What this task involves
Leave out the pictures and transcribe the rest of the records exactly.

Entries with figure data
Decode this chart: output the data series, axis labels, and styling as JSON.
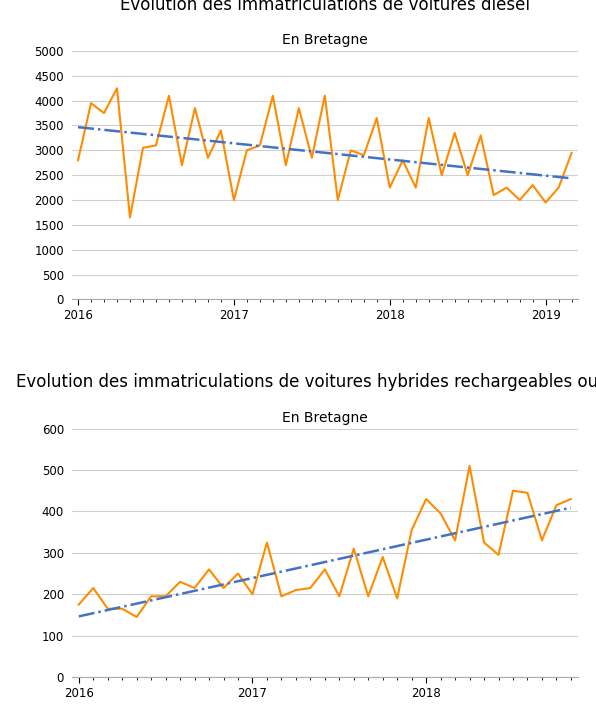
{
  "title1": "Evolution des immatriculations de voitures diesel",
  "subtitle1": "En Bretagne",
  "title2": "Evolution des immatriculations de voitures hybrides rechargeables ou non",
  "subtitle2": "En Bretagne",
  "diesel_values": [
    2800,
    3950,
    3750,
    4250,
    1650,
    3050,
    3100,
    4100,
    2700,
    3850,
    2850,
    3400,
    2000,
    3000,
    3100,
    4100,
    2700,
    3850,
    2850,
    4100,
    2000,
    3000,
    2900,
    3650,
    2250,
    2800,
    2250,
    3650,
    2500,
    3350,
    2500,
    3300,
    2100,
    2250,
    2000,
    2300,
    1950,
    2250,
    2950
  ],
  "hybrid_values": [
    175,
    215,
    165,
    165,
    145,
    195,
    195,
    230,
    215,
    260,
    215,
    250,
    200,
    325,
    195,
    210,
    215,
    260,
    195,
    310,
    195,
    290,
    190,
    355,
    430,
    395,
    330,
    510,
    325,
    295,
    450,
    445,
    330,
    415,
    430
  ],
  "diesel_ylim": [
    0,
    5000
  ],
  "diesel_yticks": [
    0,
    500,
    1000,
    1500,
    2000,
    2500,
    3000,
    3500,
    4000,
    4500,
    5000
  ],
  "hybrid_ylim": [
    0,
    600
  ],
  "hybrid_yticks": [
    0,
    100,
    200,
    300,
    400,
    500,
    600
  ],
  "line_color": "#FF8C00",
  "trend_color": "#4472C4",
  "background_color": "#FFFFFF",
  "grid_color": "#D0D0D0",
  "xtick_labels": [
    "2016",
    "2017",
    "2018",
    "2019"
  ],
  "title_fontsize": 12,
  "subtitle_fontsize": 10
}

Response to this task
Decode this chart: output the data series, axis labels, and styling as JSON.
{
  "title1": "Evolution des immatriculations de voitures diesel",
  "subtitle1": "En Bretagne",
  "title2": "Evolution des immatriculations de voitures hybrides rechargeables ou non",
  "subtitle2": "En Bretagne",
  "diesel_values": [
    2800,
    3950,
    3750,
    4250,
    1650,
    3050,
    3100,
    4100,
    2700,
    3850,
    2850,
    3400,
    2000,
    3000,
    3100,
    4100,
    2700,
    3850,
    2850,
    4100,
    2000,
    3000,
    2900,
    3650,
    2250,
    2800,
    2250,
    3650,
    2500,
    3350,
    2500,
    3300,
    2100,
    2250,
    2000,
    2300,
    1950,
    2250,
    2950
  ],
  "hybrid_values": [
    175,
    215,
    165,
    165,
    145,
    195,
    195,
    230,
    215,
    260,
    215,
    250,
    200,
    325,
    195,
    210,
    215,
    260,
    195,
    310,
    195,
    290,
    190,
    355,
    430,
    395,
    330,
    510,
    325,
    295,
    450,
    445,
    330,
    415,
    430
  ],
  "diesel_ylim": [
    0,
    5000
  ],
  "diesel_yticks": [
    0,
    500,
    1000,
    1500,
    2000,
    2500,
    3000,
    3500,
    4000,
    4500,
    5000
  ],
  "hybrid_ylim": [
    0,
    600
  ],
  "hybrid_yticks": [
    0,
    100,
    200,
    300,
    400,
    500,
    600
  ],
  "line_color": "#FF8C00",
  "trend_color": "#4472C4",
  "background_color": "#FFFFFF",
  "grid_color": "#D0D0D0",
  "xtick_labels": [
    "2016",
    "2017",
    "2018",
    "2019"
  ],
  "title_fontsize": 12,
  "subtitle_fontsize": 10
}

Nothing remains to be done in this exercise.